Exercise objective:
All entries are to be quoted exactly; the images stay out of the copy.

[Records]
+--
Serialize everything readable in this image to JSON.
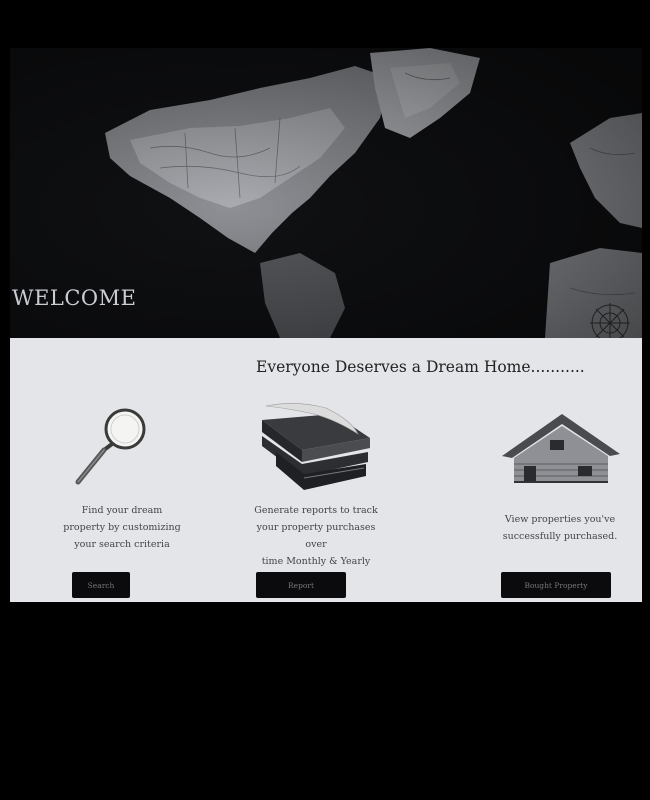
{
  "hero": {
    "welcome": "WELCOME"
  },
  "main": {
    "tagline": "Everyone Deserves a Dream Home..........."
  },
  "features": [
    {
      "icon": "magnifying-glass-icon",
      "description_lines": [
        "Find your dream",
        "property by customizing",
        "your search criteria"
      ],
      "button_label": "Search"
    },
    {
      "icon": "books-quill-icon",
      "description_lines": [
        "Generate reports to track",
        "your property purchases over",
        "time Monthly & Yearly"
      ],
      "button_label": "Report"
    },
    {
      "icon": "house-icon",
      "description_lines": [
        "View properties you've",
        "successfully purchased."
      ],
      "button_label": "Bought Property"
    }
  ]
}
+--
Solution for this task:
Serialize everything readable in this image to JSON.
{
  "hero": {
    "welcome": "WELCOME"
  },
  "main": {
    "tagline": "Everyone Deserves a Dream Home..........."
  },
  "features": [
    {
      "icon": "magnifying-glass-icon",
      "description_lines": [
        "Find your dream",
        "property by customizing",
        "your search criteria"
      ],
      "button_label": "Search"
    },
    {
      "icon": "books-quill-icon",
      "description_lines": [
        "Generate reports to track",
        "your property purchases over",
        "time Monthly & Yearly"
      ],
      "button_label": "Report"
    },
    {
      "icon": "house-icon",
      "description_lines": [
        "View properties you've",
        "successfully purchased."
      ],
      "button_label": "Bought Property"
    }
  ]
}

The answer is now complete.